----- DATA FOR PROCESSING
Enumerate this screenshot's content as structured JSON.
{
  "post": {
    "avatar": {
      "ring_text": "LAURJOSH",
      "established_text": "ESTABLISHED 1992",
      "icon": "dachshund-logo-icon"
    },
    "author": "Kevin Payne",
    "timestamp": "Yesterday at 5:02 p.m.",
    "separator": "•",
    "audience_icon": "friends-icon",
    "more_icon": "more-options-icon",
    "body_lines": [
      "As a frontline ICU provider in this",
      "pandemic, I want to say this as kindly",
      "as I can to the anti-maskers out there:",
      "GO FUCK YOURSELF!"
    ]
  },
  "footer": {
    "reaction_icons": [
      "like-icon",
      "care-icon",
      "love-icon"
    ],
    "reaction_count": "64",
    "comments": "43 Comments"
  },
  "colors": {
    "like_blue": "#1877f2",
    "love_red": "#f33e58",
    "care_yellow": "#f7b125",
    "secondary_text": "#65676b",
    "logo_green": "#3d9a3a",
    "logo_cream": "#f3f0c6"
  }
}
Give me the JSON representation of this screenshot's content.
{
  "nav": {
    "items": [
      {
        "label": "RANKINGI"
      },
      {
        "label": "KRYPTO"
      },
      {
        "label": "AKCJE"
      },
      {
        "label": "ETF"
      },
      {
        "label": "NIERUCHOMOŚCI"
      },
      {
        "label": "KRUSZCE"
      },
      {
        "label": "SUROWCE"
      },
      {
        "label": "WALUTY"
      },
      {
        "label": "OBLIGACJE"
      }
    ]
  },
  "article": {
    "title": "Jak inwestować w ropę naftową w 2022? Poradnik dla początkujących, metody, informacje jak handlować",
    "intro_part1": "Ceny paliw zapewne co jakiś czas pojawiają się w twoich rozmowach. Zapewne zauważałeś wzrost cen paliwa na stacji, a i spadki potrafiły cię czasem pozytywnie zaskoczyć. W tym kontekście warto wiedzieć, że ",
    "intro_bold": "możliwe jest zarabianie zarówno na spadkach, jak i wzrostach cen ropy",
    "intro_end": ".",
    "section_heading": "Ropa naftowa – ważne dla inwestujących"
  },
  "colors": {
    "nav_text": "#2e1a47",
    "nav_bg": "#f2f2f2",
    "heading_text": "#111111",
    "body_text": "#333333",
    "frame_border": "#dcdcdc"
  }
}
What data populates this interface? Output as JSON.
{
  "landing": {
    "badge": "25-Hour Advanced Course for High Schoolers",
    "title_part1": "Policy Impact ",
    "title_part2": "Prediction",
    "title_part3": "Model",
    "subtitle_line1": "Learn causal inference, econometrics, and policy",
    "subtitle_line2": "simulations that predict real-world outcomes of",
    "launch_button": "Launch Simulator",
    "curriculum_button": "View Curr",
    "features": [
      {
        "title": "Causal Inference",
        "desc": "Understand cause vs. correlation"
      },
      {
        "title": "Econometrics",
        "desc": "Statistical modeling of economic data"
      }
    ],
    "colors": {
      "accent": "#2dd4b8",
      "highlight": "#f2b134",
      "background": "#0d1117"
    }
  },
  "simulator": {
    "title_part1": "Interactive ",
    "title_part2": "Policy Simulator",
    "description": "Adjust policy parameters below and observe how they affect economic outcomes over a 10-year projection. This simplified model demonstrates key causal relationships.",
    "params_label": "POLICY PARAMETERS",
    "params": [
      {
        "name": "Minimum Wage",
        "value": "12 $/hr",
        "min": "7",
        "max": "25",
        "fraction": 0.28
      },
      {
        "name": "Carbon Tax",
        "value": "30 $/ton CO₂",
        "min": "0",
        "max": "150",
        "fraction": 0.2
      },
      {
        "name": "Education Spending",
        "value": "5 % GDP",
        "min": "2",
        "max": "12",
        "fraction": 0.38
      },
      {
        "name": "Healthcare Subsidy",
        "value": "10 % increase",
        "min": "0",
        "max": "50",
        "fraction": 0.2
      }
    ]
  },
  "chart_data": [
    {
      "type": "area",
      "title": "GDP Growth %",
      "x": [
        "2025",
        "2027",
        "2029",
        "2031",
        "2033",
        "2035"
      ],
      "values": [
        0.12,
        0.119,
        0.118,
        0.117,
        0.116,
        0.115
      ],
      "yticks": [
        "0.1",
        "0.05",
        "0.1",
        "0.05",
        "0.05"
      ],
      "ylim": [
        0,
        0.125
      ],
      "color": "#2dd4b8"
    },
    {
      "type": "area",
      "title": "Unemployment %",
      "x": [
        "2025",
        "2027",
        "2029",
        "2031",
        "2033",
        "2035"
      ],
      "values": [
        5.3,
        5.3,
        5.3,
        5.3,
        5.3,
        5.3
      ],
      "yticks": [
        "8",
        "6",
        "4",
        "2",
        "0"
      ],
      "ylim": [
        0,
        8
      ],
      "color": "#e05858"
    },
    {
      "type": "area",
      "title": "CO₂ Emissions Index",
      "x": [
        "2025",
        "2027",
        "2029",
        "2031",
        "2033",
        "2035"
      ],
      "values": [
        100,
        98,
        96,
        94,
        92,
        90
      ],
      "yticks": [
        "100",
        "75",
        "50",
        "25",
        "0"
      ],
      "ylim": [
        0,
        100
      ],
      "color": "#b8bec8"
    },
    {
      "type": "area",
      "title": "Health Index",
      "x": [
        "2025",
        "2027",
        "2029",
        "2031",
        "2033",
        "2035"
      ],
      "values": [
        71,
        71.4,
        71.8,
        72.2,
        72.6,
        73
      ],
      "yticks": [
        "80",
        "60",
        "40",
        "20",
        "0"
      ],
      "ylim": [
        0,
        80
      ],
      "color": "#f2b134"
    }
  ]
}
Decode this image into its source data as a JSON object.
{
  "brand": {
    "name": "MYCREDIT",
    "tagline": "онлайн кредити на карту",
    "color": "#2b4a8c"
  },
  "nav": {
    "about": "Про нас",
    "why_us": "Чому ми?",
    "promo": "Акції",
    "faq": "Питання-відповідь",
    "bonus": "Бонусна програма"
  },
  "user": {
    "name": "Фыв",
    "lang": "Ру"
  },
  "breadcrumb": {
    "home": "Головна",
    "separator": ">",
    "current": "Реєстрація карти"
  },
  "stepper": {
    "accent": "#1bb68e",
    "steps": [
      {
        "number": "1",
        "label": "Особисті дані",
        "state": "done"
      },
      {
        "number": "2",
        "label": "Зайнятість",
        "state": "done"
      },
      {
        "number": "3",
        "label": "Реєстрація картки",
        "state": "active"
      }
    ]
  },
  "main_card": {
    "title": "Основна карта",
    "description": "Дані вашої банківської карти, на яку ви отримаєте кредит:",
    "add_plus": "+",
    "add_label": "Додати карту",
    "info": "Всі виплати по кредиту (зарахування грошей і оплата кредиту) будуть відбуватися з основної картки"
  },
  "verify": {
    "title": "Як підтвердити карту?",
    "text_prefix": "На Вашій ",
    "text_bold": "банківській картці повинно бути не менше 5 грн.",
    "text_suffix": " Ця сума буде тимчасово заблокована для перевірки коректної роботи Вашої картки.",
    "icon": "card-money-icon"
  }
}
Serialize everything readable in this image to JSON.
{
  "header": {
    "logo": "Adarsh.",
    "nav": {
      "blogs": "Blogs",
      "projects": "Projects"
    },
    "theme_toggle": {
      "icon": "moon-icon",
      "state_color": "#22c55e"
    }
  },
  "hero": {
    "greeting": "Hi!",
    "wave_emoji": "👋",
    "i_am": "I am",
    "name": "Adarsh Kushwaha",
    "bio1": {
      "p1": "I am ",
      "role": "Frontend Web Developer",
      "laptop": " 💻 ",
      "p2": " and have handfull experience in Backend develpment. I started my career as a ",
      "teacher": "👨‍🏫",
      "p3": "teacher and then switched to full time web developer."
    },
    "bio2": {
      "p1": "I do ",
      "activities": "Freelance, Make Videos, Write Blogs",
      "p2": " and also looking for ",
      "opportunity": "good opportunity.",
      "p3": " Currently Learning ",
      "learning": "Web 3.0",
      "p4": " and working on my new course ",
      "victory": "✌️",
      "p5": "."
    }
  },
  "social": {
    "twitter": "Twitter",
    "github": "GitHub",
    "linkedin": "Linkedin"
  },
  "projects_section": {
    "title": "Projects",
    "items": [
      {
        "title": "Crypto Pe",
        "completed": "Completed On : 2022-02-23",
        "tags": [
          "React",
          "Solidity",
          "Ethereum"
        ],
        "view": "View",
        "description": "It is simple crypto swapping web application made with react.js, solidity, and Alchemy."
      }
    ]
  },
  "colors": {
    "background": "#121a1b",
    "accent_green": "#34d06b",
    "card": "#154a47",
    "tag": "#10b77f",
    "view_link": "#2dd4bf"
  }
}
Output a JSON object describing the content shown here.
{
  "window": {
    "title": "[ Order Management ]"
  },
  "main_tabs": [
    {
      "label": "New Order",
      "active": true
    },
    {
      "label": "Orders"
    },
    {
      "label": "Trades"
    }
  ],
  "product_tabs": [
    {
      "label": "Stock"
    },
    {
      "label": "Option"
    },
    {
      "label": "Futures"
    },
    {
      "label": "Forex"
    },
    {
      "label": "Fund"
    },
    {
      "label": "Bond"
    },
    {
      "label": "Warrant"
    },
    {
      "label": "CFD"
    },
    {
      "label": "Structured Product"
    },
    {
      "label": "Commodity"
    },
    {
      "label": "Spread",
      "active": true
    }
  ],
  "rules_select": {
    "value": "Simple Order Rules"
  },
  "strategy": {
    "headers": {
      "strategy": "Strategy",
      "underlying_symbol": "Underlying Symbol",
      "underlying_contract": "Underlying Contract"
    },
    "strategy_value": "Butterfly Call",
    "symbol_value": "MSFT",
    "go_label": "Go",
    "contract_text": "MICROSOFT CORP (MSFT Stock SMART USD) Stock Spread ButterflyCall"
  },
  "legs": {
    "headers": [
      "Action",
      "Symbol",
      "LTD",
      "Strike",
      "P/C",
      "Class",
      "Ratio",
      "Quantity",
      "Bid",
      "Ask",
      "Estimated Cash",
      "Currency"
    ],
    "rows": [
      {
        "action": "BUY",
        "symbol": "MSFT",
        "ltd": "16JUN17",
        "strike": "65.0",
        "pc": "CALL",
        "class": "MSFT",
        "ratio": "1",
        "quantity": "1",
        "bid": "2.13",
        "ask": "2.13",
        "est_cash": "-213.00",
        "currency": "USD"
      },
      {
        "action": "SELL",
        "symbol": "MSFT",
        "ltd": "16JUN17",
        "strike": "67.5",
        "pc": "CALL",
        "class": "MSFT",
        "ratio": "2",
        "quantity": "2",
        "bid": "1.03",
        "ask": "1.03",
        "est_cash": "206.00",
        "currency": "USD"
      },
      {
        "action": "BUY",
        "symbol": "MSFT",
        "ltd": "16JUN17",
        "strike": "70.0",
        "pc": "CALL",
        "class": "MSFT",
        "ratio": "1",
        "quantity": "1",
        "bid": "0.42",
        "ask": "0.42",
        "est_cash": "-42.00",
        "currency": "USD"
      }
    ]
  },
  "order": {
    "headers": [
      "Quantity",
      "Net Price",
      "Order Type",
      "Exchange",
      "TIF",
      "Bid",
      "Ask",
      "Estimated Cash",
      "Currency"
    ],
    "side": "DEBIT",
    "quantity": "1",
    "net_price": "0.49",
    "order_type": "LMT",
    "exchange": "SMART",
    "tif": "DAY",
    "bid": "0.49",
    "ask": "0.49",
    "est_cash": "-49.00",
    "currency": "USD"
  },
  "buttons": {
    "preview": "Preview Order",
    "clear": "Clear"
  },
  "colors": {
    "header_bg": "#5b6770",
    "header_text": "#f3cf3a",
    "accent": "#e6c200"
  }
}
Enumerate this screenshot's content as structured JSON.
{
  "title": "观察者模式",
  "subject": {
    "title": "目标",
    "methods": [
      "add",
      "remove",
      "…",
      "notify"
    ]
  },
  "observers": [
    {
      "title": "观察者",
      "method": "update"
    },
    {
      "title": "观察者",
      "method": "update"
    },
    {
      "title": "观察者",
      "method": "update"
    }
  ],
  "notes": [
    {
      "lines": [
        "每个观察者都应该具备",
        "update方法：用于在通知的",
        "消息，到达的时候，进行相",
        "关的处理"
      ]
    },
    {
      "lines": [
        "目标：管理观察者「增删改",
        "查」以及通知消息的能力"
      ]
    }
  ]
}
----------
● AIM OF THE EXERCISE
Copy all lines from the entries that contain the word "content".

● COMPLETE OUTPUT
Enumerate this screenshot's content as structured JSON.
Give me the JSON representation of this screenshot's content.
Output a JSON object describing the content shown here.
Enumerate this screenshot's content as structured JSON.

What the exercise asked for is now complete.